- STATED GOAL
Only the pictures are to be left out; set down the rest of the records exactly.
==== MATERIAL PROVIDED
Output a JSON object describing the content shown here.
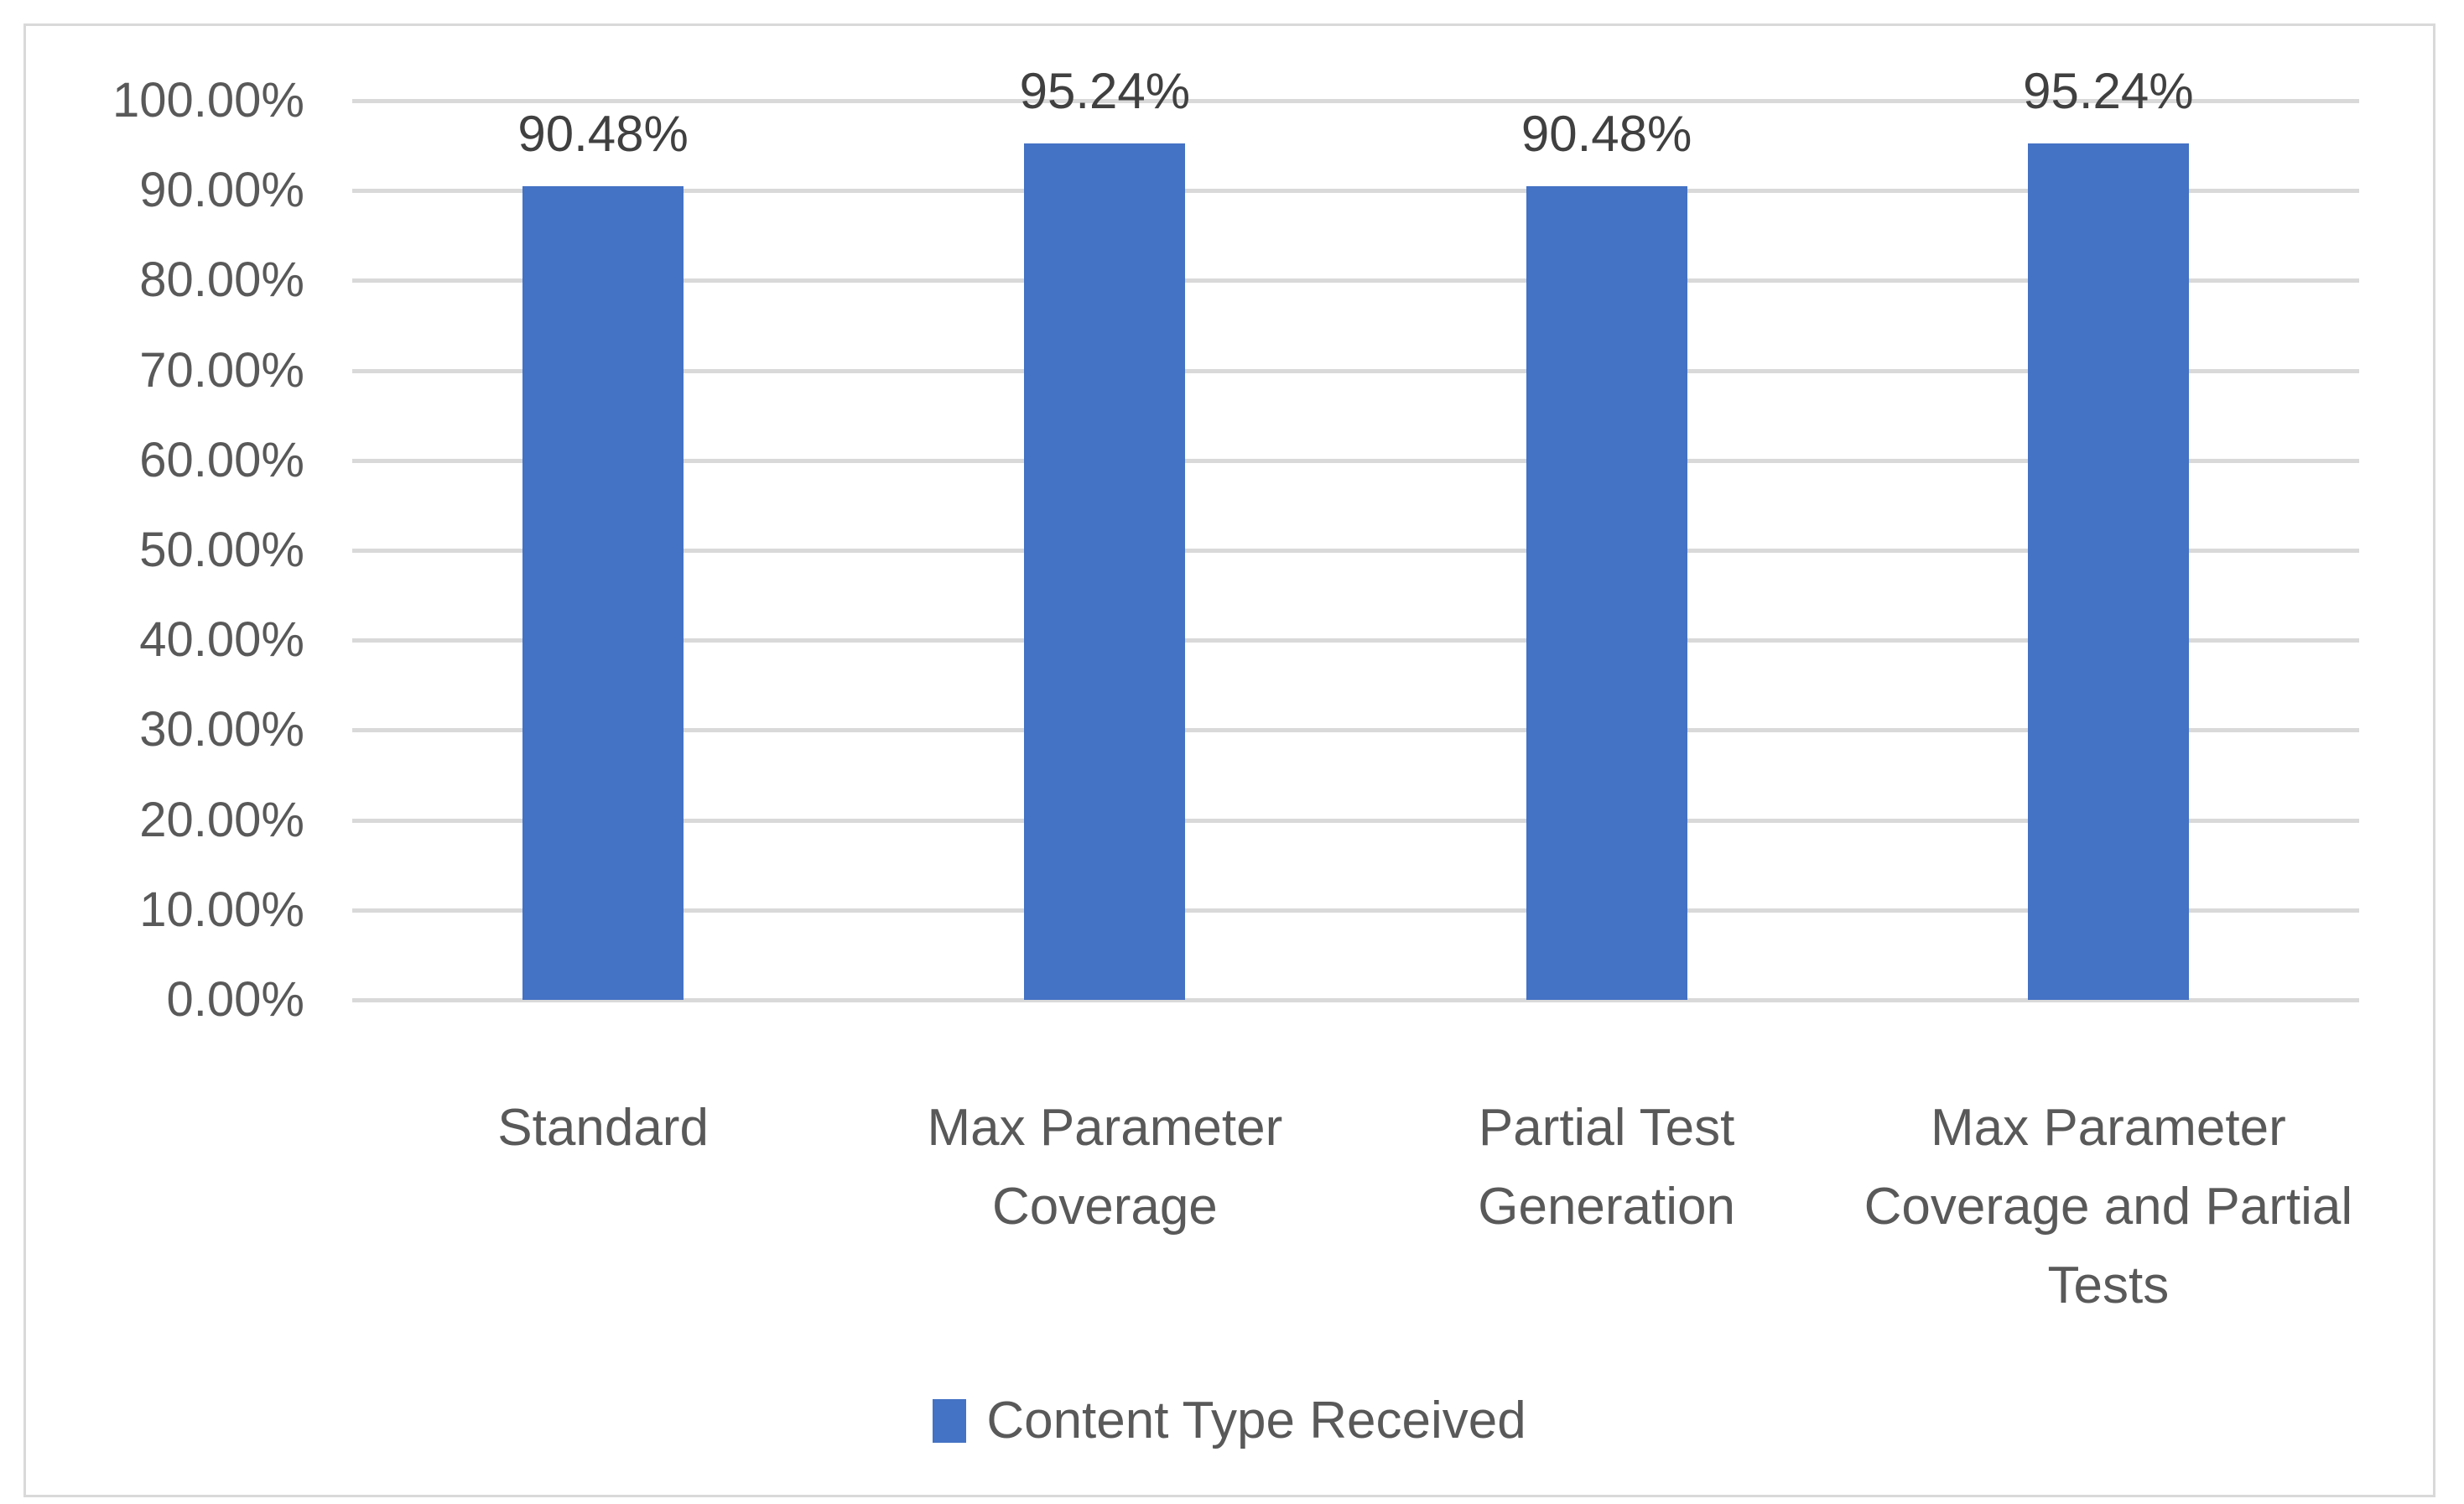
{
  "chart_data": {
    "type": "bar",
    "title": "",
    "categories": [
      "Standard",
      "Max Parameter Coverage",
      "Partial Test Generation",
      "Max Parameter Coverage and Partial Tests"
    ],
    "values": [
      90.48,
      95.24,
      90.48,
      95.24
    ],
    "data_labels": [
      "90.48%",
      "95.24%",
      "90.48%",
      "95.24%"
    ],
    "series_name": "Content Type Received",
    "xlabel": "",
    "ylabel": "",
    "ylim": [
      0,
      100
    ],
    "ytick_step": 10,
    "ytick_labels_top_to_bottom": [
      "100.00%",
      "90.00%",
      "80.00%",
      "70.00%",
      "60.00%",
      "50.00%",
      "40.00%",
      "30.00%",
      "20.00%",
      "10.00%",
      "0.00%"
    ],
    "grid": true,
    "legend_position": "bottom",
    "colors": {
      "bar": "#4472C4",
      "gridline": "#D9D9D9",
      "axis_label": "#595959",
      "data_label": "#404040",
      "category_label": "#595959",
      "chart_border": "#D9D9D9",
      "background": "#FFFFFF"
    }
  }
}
========
- FINISHED TASK
Output a JSON object describing the content shown here.
{
  "chart_data": {
    "type": "bar",
    "title": "",
    "categories": [
      "Standard",
      "Max Parameter Coverage",
      "Partial Test Generation",
      "Max Parameter Coverage and Partial Tests"
    ],
    "values": [
      90.48,
      95.24,
      90.48,
      95.24
    ],
    "data_labels": [
      "90.48%",
      "95.24%",
      "90.48%",
      "95.24%"
    ],
    "series_name": "Content Type Received",
    "xlabel": "",
    "ylabel": "",
    "ylim": [
      0,
      100
    ],
    "ytick_step": 10,
    "ytick_labels_top_to_bottom": [
      "100.00%",
      "90.00%",
      "80.00%",
      "70.00%",
      "60.00%",
      "50.00%",
      "40.00%",
      "30.00%",
      "20.00%",
      "10.00%",
      "0.00%"
    ],
    "grid": true,
    "legend_position": "bottom",
    "colors": {
      "bar": "#4472C4",
      "gridline": "#D9D9D9",
      "axis_label": "#595959",
      "data_label": "#404040",
      "category_label": "#595959",
      "chart_border": "#D9D9D9",
      "background": "#FFFFFF"
    }
  }
}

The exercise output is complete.